Requirement. Search the material and gather each line with "your" in it.

Materials provided.
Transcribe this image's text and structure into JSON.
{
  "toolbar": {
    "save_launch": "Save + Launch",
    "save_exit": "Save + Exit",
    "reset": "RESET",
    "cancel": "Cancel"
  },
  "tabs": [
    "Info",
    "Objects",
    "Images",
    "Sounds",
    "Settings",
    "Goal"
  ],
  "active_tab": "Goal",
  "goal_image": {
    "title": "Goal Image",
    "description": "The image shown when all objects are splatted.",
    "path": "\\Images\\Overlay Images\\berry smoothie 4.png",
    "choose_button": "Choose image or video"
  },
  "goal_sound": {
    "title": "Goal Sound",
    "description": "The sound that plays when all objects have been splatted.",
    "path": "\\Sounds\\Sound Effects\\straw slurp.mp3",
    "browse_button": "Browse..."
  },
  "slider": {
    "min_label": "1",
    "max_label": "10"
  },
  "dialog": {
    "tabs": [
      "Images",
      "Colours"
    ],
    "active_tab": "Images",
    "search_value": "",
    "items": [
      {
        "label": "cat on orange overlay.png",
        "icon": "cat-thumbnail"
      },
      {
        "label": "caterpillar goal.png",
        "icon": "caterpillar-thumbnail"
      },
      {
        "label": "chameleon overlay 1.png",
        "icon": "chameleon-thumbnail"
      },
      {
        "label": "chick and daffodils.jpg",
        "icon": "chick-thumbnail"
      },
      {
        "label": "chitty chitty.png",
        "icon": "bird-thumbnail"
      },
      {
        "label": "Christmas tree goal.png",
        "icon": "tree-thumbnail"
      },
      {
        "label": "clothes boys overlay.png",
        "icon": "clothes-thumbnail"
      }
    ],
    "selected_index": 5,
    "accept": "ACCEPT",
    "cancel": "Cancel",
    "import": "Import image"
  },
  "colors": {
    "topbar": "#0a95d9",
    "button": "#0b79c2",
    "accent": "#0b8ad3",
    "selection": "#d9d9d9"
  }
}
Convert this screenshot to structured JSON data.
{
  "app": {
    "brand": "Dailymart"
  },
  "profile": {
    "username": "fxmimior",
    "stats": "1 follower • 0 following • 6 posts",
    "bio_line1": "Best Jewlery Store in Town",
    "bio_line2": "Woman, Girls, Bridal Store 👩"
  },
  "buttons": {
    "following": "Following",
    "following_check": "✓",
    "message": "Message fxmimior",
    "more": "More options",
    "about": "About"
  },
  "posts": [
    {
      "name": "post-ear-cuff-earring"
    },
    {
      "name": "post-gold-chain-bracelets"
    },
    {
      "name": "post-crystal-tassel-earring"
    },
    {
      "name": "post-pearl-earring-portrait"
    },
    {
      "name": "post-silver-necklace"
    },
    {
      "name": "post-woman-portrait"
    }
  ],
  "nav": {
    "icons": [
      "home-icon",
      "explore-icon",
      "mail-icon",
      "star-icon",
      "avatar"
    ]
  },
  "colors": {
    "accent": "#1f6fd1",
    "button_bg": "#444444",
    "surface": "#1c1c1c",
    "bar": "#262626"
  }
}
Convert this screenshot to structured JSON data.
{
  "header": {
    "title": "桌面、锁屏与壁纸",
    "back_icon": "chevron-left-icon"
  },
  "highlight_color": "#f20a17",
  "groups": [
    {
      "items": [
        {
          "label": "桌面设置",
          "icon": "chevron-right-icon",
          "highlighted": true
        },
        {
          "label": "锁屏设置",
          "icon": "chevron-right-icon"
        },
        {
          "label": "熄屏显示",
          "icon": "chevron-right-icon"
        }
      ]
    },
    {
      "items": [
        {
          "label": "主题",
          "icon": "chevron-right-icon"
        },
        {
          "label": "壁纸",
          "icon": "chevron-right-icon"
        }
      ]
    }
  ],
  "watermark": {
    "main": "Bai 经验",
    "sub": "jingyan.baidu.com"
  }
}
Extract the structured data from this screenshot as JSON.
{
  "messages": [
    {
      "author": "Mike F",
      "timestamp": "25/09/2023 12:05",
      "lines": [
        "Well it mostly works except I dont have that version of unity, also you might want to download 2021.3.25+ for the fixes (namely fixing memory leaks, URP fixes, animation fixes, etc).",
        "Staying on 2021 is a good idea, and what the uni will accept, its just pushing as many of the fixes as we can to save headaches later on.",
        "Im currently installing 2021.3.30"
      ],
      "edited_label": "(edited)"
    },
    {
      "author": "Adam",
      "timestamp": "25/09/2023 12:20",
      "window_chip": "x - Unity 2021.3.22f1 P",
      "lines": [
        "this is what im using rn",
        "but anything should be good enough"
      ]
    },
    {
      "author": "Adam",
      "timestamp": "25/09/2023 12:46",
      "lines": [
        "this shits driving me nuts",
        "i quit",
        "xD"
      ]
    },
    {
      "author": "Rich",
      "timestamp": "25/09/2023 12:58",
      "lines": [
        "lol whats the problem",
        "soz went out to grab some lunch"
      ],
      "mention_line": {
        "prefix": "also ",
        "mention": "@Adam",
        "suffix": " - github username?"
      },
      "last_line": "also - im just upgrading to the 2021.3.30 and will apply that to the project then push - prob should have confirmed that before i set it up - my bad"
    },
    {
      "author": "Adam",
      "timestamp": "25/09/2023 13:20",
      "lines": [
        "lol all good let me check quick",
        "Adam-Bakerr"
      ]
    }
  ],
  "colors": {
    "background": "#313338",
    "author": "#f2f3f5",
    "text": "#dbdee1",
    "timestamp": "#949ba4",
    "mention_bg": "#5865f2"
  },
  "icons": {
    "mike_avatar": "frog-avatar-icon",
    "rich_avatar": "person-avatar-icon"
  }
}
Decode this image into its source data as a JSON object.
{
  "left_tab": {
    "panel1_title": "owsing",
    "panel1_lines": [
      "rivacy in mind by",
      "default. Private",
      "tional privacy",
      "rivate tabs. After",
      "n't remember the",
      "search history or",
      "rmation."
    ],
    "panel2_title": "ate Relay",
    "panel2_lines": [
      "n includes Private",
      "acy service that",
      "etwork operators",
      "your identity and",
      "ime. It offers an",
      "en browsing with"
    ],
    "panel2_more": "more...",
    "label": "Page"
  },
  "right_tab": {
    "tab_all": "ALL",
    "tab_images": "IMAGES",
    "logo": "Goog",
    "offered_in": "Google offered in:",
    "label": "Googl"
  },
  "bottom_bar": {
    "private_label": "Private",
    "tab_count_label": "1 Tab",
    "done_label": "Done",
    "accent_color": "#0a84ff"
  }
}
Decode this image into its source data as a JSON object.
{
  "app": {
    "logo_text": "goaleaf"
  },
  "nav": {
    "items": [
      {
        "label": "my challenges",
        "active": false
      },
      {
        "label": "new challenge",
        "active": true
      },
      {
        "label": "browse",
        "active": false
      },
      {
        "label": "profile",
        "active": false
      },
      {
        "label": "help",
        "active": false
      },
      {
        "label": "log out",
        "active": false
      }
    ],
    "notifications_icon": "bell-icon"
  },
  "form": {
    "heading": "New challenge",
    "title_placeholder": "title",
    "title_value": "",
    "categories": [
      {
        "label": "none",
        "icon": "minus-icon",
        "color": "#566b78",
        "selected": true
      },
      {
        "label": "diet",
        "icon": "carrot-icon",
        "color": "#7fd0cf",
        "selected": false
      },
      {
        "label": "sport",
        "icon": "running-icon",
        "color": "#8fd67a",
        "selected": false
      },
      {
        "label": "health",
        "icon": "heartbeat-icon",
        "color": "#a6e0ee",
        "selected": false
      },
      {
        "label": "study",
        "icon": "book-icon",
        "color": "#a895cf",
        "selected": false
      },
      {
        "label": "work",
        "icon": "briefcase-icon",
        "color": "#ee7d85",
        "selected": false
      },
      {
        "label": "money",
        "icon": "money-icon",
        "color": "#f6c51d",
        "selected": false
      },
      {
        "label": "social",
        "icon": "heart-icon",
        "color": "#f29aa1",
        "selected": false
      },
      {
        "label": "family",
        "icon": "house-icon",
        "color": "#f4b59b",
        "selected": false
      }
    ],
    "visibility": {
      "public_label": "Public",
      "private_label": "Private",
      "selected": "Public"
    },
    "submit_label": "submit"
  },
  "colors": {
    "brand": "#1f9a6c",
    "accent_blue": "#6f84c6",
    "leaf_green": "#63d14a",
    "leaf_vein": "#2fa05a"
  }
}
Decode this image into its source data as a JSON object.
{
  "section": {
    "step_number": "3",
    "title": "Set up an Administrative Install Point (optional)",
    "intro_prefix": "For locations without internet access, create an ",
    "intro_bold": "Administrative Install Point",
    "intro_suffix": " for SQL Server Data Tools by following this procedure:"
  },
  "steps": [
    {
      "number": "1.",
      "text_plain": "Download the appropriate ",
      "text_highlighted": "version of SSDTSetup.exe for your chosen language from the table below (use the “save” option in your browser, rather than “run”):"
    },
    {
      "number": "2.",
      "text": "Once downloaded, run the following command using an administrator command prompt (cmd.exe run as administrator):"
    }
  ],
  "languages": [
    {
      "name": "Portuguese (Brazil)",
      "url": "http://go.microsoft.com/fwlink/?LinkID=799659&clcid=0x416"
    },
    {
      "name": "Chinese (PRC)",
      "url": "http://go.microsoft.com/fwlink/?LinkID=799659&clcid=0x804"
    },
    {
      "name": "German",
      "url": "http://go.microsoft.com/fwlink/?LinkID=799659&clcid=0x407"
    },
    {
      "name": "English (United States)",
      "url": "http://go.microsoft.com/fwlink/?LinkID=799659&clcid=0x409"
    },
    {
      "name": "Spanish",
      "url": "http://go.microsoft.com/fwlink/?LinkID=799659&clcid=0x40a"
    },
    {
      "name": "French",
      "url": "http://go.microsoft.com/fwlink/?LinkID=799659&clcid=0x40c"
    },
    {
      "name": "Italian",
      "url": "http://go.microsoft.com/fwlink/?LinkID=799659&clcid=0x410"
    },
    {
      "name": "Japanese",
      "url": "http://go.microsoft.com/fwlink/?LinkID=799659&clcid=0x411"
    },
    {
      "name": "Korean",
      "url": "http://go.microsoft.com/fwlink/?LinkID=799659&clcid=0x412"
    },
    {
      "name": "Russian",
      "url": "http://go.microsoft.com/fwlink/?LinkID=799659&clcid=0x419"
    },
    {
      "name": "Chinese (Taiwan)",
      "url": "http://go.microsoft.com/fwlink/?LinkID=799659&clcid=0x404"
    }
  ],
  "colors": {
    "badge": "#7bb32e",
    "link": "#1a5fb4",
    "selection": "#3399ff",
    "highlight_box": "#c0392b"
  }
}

Answer below.
      "your identity and",
      "text_highlighted": "version of SSDTSetup.exe for your chosen language from the table below (use the “save” option in your browser, rather than “run”):"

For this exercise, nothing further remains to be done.